EXERCISE BRIEF: Quote the data below in full, please, without altering anything.

----

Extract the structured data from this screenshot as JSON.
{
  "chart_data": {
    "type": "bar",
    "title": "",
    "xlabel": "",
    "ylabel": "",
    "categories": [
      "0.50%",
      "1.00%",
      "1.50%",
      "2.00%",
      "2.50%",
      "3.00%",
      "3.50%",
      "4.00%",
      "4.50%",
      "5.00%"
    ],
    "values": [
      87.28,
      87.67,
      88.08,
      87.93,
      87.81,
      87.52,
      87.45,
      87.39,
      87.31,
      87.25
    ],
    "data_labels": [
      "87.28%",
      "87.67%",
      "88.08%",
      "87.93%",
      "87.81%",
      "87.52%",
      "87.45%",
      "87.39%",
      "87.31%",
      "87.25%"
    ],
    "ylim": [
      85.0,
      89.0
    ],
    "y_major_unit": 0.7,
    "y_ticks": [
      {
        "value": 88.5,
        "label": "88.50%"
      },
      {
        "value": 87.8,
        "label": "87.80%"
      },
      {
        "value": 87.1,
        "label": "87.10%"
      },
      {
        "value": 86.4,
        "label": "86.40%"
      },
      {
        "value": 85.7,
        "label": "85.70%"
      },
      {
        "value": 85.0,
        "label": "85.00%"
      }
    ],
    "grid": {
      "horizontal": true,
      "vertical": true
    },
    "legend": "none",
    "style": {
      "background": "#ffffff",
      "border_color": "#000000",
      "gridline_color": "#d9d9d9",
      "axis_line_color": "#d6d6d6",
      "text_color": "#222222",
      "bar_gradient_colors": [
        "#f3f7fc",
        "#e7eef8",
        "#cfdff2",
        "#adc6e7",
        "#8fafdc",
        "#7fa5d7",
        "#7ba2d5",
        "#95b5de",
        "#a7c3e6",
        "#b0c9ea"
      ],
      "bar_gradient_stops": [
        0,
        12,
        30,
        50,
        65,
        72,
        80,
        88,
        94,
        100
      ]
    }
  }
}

----

SOLUTION BELOW:
Extract the structured data from this screenshot as JSON.
{
  "chart_data": {
    "type": "bar",
    "title": "",
    "xlabel": "",
    "ylabel": "",
    "categories": [
      "0.50%",
      "1.00%",
      "1.50%",
      "2.00%",
      "2.50%",
      "3.00%",
      "3.50%",
      "4.00%",
      "4.50%",
      "5.00%"
    ],
    "values": [
      87.28,
      87.67,
      88.08,
      87.93,
      87.81,
      87.52,
      87.45,
      87.39,
      87.31,
      87.25
    ],
    "data_labels": [
      "87.28%",
      "87.67%",
      "88.08%",
      "87.93%",
      "87.81%",
      "87.52%",
      "87.45%",
      "87.39%",
      "87.31%",
      "87.25%"
    ],
    "ylim": [
      85.0,
      89.0
    ],
    "y_major_unit": 0.7,
    "y_ticks": [
      {
        "value": 88.5,
        "label": "88.50%"
      },
      {
        "value": 87.8,
        "label": "87.80%"
      },
      {
        "value": 87.1,
        "label": "87.10%"
      },
      {
        "value": 86.4,
        "label": "86.40%"
      },
      {
        "value": 85.7,
        "label": "85.70%"
      },
      {
        "value": 85.0,
        "label": "85.00%"
      }
    ],
    "grid": {
      "horizontal": true,
      "vertical": true
    },
    "legend": "none",
    "style": {
      "background": "#ffffff",
      "border_color": "#000000",
      "gridline_color": "#d9d9d9",
      "axis_line_color": "#d6d6d6",
      "text_color": "#222222",
      "bar_gradient_colors": [
        "#f3f7fc",
        "#e7eef8",
        "#cfdff2",
        "#adc6e7",
        "#8fafdc",
        "#7fa5d7",
        "#7ba2d5",
        "#95b5de",
        "#a7c3e6",
        "#b0c9ea"
      ],
      "bar_gradient_stops": [
        0,
        12,
        30,
        50,
        65,
        72,
        80,
        88,
        94,
        100
      ]
    }
  }
}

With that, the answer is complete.